* **Task instructions**
Repeat the data word for word. Do not include the pictures.

* **Input material**
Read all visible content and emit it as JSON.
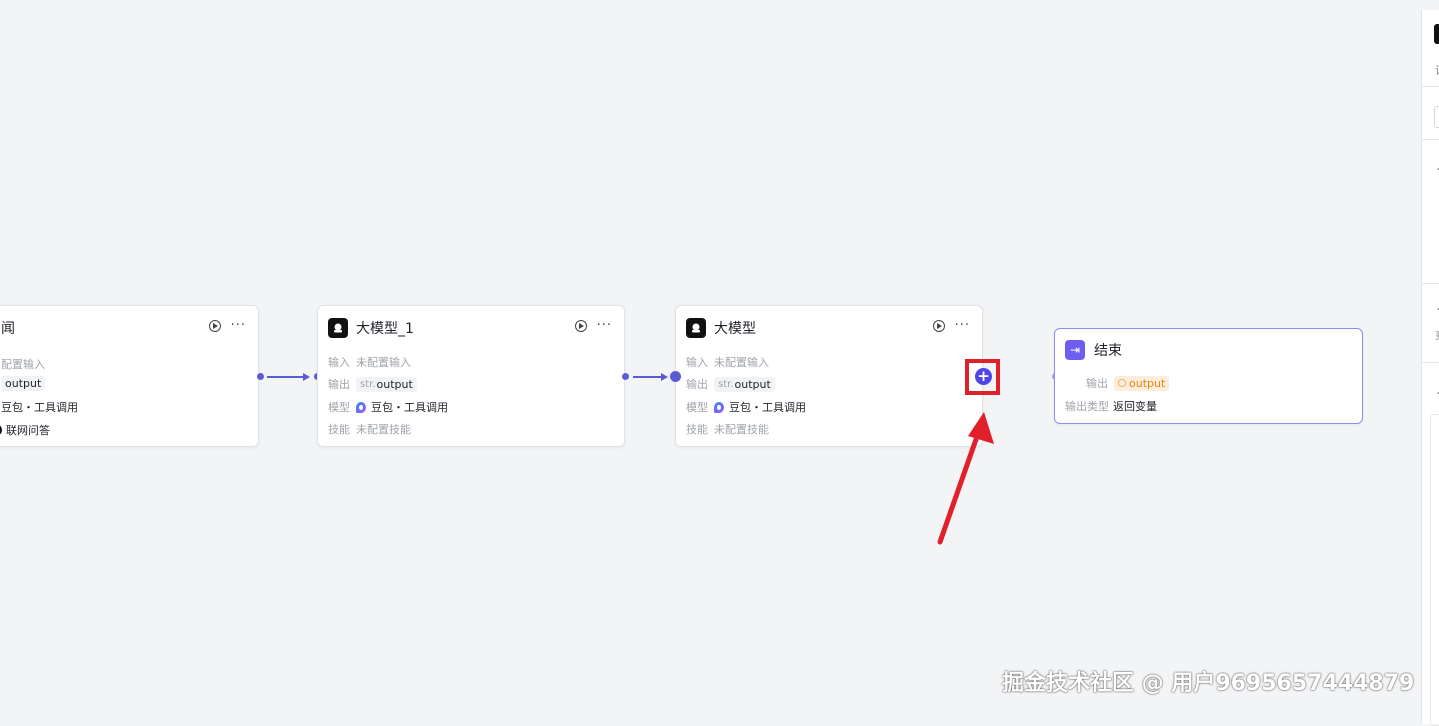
{
  "nodes": {
    "news": {
      "title": "新闻",
      "title_visible": "闻",
      "input_value_visible": "配置输入",
      "output_prefix": "str.",
      "output_var": "output",
      "model": "豆包・工具调用",
      "skill": "联网问答"
    },
    "llm1": {
      "title": "大模型_1",
      "input_label": "输入",
      "input_value": "未配置输入",
      "output_label": "输出",
      "output_prefix": "str.",
      "output_var": "output",
      "model_label": "模型",
      "model": "豆包・工具调用",
      "skill_label": "技能",
      "skill": "未配置技能"
    },
    "llm": {
      "title": "大模型",
      "input_label": "输入",
      "input_value": "未配置输入",
      "output_label": "输出",
      "output_prefix": "str.",
      "output_var": "output",
      "model_label": "模型",
      "model": "豆包・工具调用",
      "skill_label": "技能",
      "skill": "未配置技能"
    },
    "end": {
      "title": "结束",
      "output_label": "输出",
      "output_var": "output",
      "output_type_label": "输出类型",
      "output_type": "返回变量"
    }
  },
  "add_button": {
    "symbol": "+"
  },
  "right_panel": {
    "text": "设",
    "small_text": "变"
  },
  "watermark": "掘金技术社区 @ 用户9695657444879",
  "colors": {
    "accent": "#5b5bd6",
    "highlight": "#e0202a",
    "end_node_border": "#8b8ff0",
    "output_tag": "#e8840c"
  }
}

* **Answer to the task**
Read all visible content and emit it as JSON.
{
  "nodes": {
    "news": {
      "title": "新闻",
      "title_visible": "闻",
      "input_value_visible": "配置输入",
      "output_prefix": "str.",
      "output_var": "output",
      "model": "豆包・工具调用",
      "skill": "联网问答"
    },
    "llm1": {
      "title": "大模型_1",
      "input_label": "输入",
      "input_value": "未配置输入",
      "output_label": "输出",
      "output_prefix": "str.",
      "output_var": "output",
      "model_label": "模型",
      "model": "豆包・工具调用",
      "skill_label": "技能",
      "skill": "未配置技能"
    },
    "llm": {
      "title": "大模型",
      "input_label": "输入",
      "input_value": "未配置输入",
      "output_label": "输出",
      "output_prefix": "str.",
      "output_var": "output",
      "model_label": "模型",
      "model": "豆包・工具调用",
      "skill_label": "技能",
      "skill": "未配置技能"
    },
    "end": {
      "title": "结束",
      "output_label": "输出",
      "output_var": "output",
      "output_type_label": "输出类型",
      "output_type": "返回变量"
    }
  },
  "add_button": {
    "symbol": "+"
  },
  "right_panel": {
    "text": "设",
    "small_text": "变"
  },
  "watermark": "掘金技术社区 @ 用户9695657444879",
  "colors": {
    "accent": "#5b5bd6",
    "highlight": "#e0202a",
    "end_node_border": "#8b8ff0",
    "output_tag": "#e8840c"
  }
}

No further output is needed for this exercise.